- Records for the task:
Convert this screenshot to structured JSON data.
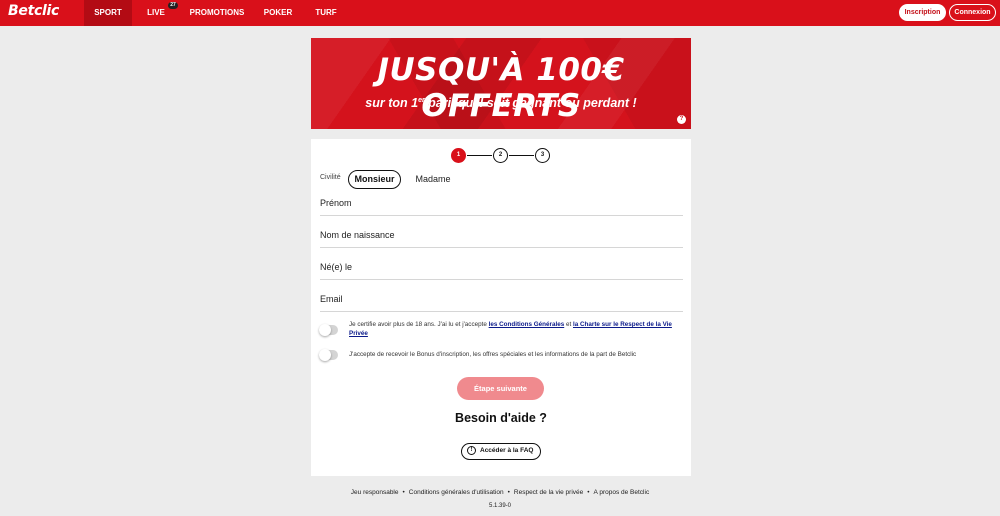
{
  "header": {
    "logo": "Betclic",
    "nav": [
      "SPORT",
      "LIVE",
      "PROMOTIONS",
      "POKER",
      "TURF"
    ],
    "live_count": "27",
    "inscription_label": "Inscription",
    "connexion_label": "Connexion",
    "brand_color": "#d9101a"
  },
  "banner": {
    "title": "JUSQU'À 100€ OFFERTS",
    "subtitle_pre": "sur ton 1",
    "subtitle_sup": "er",
    "subtitle_post": " pari, qu'il soit gagnant ou perdant !",
    "help_icon": "?"
  },
  "steps": [
    "1",
    "2",
    "3"
  ],
  "form": {
    "civility_label": "Civilité",
    "civility_options": [
      "Monsieur",
      "Madame"
    ],
    "fields": [
      "Prénom",
      "Nom de naissance",
      "Né(e) le",
      "Email"
    ],
    "consent_1_pre": "Je certifie avoir plus de 18 ans. J'ai lu et j'accepte ",
    "consent_1_link1": "les Conditions Générales",
    "consent_1_mid": " et ",
    "consent_1_link2": "la Charte sur le Respect de la Vie Privée",
    "consent_2": "J'accepte de recevoir le Bonus d'inscription, les offres spéciales et les informations de la part de Betclic",
    "next_label": "Étape suivante"
  },
  "help": {
    "title": "Besoin d'aide ?",
    "faq_label": "Accéder à la FAQ"
  },
  "footer": {
    "links": [
      "Jeu responsable",
      "Conditions générales d'utilisation",
      "Respect de la vie privée",
      "A propos de Betclic"
    ],
    "separator": "•",
    "version": "5.1.39-0"
  }
}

- What you should do: Copy the listing word for word, excluding its pictures.

- Answer to the task:
Convert this screenshot to structured JSON data.
{
  "header": {
    "logo": "Betclic",
    "nav": [
      "SPORT",
      "LIVE",
      "PROMOTIONS",
      "POKER",
      "TURF"
    ],
    "live_count": "27",
    "inscription_label": "Inscription",
    "connexion_label": "Connexion",
    "brand_color": "#d9101a"
  },
  "banner": {
    "title": "JUSQU'À 100€ OFFERTS",
    "subtitle_pre": "sur ton 1",
    "subtitle_sup": "er",
    "subtitle_post": " pari, qu'il soit gagnant ou perdant !",
    "help_icon": "?"
  },
  "steps": [
    "1",
    "2",
    "3"
  ],
  "form": {
    "civility_label": "Civilité",
    "civility_options": [
      "Monsieur",
      "Madame"
    ],
    "fields": [
      "Prénom",
      "Nom de naissance",
      "Né(e) le",
      "Email"
    ],
    "consent_1_pre": "Je certifie avoir plus de 18 ans. J'ai lu et j'accepte ",
    "consent_1_link1": "les Conditions Générales",
    "consent_1_mid": " et ",
    "consent_1_link2": "la Charte sur le Respect de la Vie Privée",
    "consent_2": "J'accepte de recevoir le Bonus d'inscription, les offres spéciales et les informations de la part de Betclic",
    "next_label": "Étape suivante"
  },
  "help": {
    "title": "Besoin d'aide ?",
    "faq_label": "Accéder à la FAQ"
  },
  "footer": {
    "links": [
      "Jeu responsable",
      "Conditions générales d'utilisation",
      "Respect de la vie privée",
      "A propos de Betclic"
    ],
    "separator": "•",
    "version": "5.1.39-0"
  }
}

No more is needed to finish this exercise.